Wednesday, May 20, 2009

Terbaik dari yang Terburuk

Dalam kehidupan kita, mungkin kita pernah [atau sering] berada pada situasi harus memilih sedangkan kondisi pilihan sama buruknya.
Untuk kondisi seperti itu ada baiknya kita memilih yang terbaik dari yang terburuk, meskipun pada kenyataannya bahwa apapun atau siapapun pilihan kita, sudah hampir bisa dipastikan bahwa kita tidak akan mendapatkan keuntungan akibat dari buruknya kondisi atau situasi.
Kalau keuntungan tidak mungkin didapat, maka yang terbaik adalah meminimalkan resiko yang mungkin kita hadapi.

Dari ketiga pasang bakal capres dan cawapres yang kini maju yaitu JK-WIN; SBY BERBUDI dan MEGA PRO RAKYAT, baiknya memilih siapa?
Ketiga pasangan sama-sama memiliki unsur tentara yang menurut salah seorang pengamat (saya lupa siapa) bahwa topik “Kejahatan HAM” kemungkinan besar tidak akan diangkat oleh ketiga pasangan untuk dijadikan bahan kampanye pilpres kali ini karena ketiga pasangan ini sama-sama punya kontribusi didalamnya. :D
Jadi dalam hal ini, ketiga pasangan sama saja atau untuk mempermudah analisa, unsur tentara atau kejahatan HAM tidak usah dijadikan variabel pertimbangan.

Lalu kalau kita berbicara mengenai JK, memang dia kelihatan cepat mengambil keputusan. Tapi saking cepatnya kadang “terkesan” asal ngomong. Masih jelas dalam ingatan ketika ADAM AIR jatuh di perairan Sulawesi Selatan pada 1 Januari 2007 yang lalu, besoknya pak JK bilang jatuhnya di Sulawesi dan sudah ditemukan. Ternyata sampai berbulan-bulan si Adam belum ditemukan. Hal lain adalah ketika Yogya gempa, dengan santainya JK bilang tiap keluarga akan dapat jatah “10 juta” yang membuat Sultan kerepotan menenangkan warga akibat pernyataan itu.
Mau jadi apa Negara kita kalau pemimpinnya terlalu impulsif? :P

Seharusnya pak Boediono adalah favoritku dalam pemilihan kali ini.
Pimpinannya sendiri sudah mengakui kinerjanya “teruji.”
Dan kemudian, Boediono selalu mengingatkanku pada UGM almamaterku :D sampai saat ini aku masih bangga menjadi alumni dari FE UGM.
Sayangnya, pak Boediono mendampingi pak SBY. Ada apa dengan SBY?

* _DATA YANG DIBERIKAN_:
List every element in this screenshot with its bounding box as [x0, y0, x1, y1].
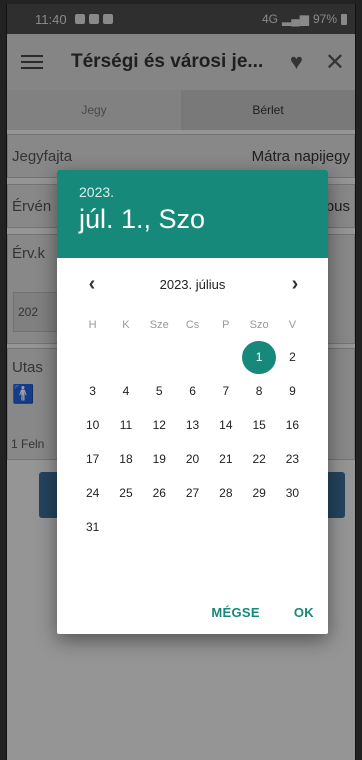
calendar-day[interactable]: 9 [276, 375, 309, 408]
calendar-day[interactable]: 5 [143, 375, 176, 408]
calendar-day[interactable]: 3 [76, 375, 109, 408]
calendar-day[interactable]: 28 [209, 477, 242, 510]
chevron-right-icon[interactable]: › [282, 271, 308, 297]
phone-screen: 11:40 4G ▂▄▆ 97% Térségi és városi je...… [6, 4, 356, 760]
calendar-week: 3456789 [57, 374, 328, 408]
calendar-week: 12 [57, 340, 328, 374]
weekday-header: H K Sze Cs P Szo V [57, 310, 328, 340]
calendar-day[interactable]: 19 [143, 443, 176, 476]
weekday-label: Cs [185, 319, 200, 331]
date-picker-dialog: 2023. júl. 1., Szo ‹ 2023. július › H K … [57, 170, 328, 634]
calendar-day[interactable]: 14 [209, 409, 242, 442]
calendar-day[interactable]: 21 [209, 443, 242, 476]
calendar-day[interactable]: 4 [109, 375, 142, 408]
weekday-label: V [288, 319, 297, 331]
weekday-label: H [88, 319, 97, 331]
calendar-day[interactable]: 20 [176, 443, 209, 476]
calendar-day[interactable]: 24 [76, 477, 109, 510]
calendar-day[interactable]: 7 [209, 375, 242, 408]
calendar-day[interactable]: 12 [143, 409, 176, 442]
calendar-day[interactable]: 10 [76, 409, 109, 442]
calendar-day[interactable]: 11 [109, 409, 142, 442]
selected-year[interactable]: 2023. [79, 184, 306, 200]
calendar-day[interactable]: 8 [242, 375, 275, 408]
month-navigation: ‹ 2023. július › [57, 258, 328, 310]
calendar-day[interactable]: 17 [76, 443, 109, 476]
weekday-label: Sze [149, 319, 169, 331]
calendar-day[interactable]: 25 [109, 477, 142, 510]
calendar-day[interactable]: 26 [143, 477, 176, 510]
weekday-label: Szo [249, 319, 269, 331]
weekday-label: K [122, 319, 130, 331]
calendar-week: 24 25 26 27 28 29 30 [57, 476, 328, 510]
calendar-week: 17 18 19 20 21 22 23 [57, 442, 328, 476]
calendar-day[interactable]: 2 [276, 341, 309, 374]
calendar-day-selected[interactable]: 1 [242, 340, 276, 374]
cancel-button[interactable]: MÉGSE [211, 605, 259, 620]
calendar-day[interactable]: 27 [176, 477, 209, 510]
date-picker-header: 2023. júl. 1., Szo [57, 170, 328, 258]
calendar-day[interactable]: 29 [242, 477, 275, 510]
calendar-day[interactable]: 15 [242, 409, 275, 442]
calendar-grid: 1 2 3 4 5 6 7 8 9 10 11 12 13 14 15 16 17 18 19 20 21 22 23 24 2… [57, 340, 328, 544]
ok-button[interactable]: OK [294, 605, 314, 620]
selected-date[interactable]: júl. 1., Szo [79, 204, 306, 235]
month-label: 2023. július [159, 276, 226, 292]
dialog-actions: MÉGSE OK [211, 605, 314, 620]
calendar-day[interactable]: 18 [109, 443, 142, 476]
calendar-day[interactable]: 30 [276, 477, 309, 510]
calendar-day[interactable]: 13 [176, 409, 209, 442]
calendar-week: 31 [57, 510, 328, 544]
calendar-day[interactable]: 22 [242, 443, 275, 476]
calendar-week: 10 11 12 13 14 15 16 [57, 408, 328, 442]
weekday-label: P [222, 319, 230, 331]
calendar-day[interactable]: 16 [276, 409, 309, 442]
calendar-day[interactable]: 23 [276, 443, 309, 476]
calendar-day[interactable]: 31 [76, 511, 109, 544]
chevron-left-icon[interactable]: ‹ [79, 271, 105, 297]
calendar-day[interactable]: 6 [176, 375, 209, 408]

* _TUJUAN LATIHAN_:
Lanjutkan tulisan tentang memilih pasangan capres dan cawapres itu, dimulai tepat sesudah kalimat terakhirnya.

* _JAWABAN LATIHAN_:
Menurutku, masa kepemimpinannya selama 5 tahun ini lumayan berhasil.
Tapi, sepertinya dia ingin menjadi “central point” dari pemerintahan ini. Begitu dia merasa partnernya terlalu terkenal maka dia tidak segan-segan untuk membenamkannya.
Dan menurut beberapa suara mengapa dia memilih Boediono sebagai partner adalah cara teraman bagi dia untuk tetap menjadi “central point” disamping ketakutan bahwa wakilnya pada periode ini (jika dia terpilih lagi) akan menjadi bintang di pilpres periode 2014 mendatang.
Rasanya kurang sreg aja dengan pemimpin yang ego centric. Tidak yakin apakah dia punya niat untuk pemberdayaan masyarakat. Sulit bagiku menerima seseorang yang menggunakan orang lain untuk kepentingannya sendiri.
Dan entah mengapa saya juga tidak terlalu suka pada body language, termasuk gesture dan mimic-nya. Kesannya terlalu dibuat-buat dan terprogram.
Kemudian kurang sreg juga ketika dia memposisikan dirinya sebagai orang yang tertindas dan terdzolimi.
Pemimpin gitu loh… mengingatkanku pada pemenang AFI pertama yaitu Ferry dari Medan dan Ichsan Idol yang juga dari Medan, yang selalu bercerita betapa menderitanya hidup mereka karena ayahnya seorang tukang beca.

Lalu Ibu Mega :D
Hm…apa yang harus kukatakan mengenai Ibu ini?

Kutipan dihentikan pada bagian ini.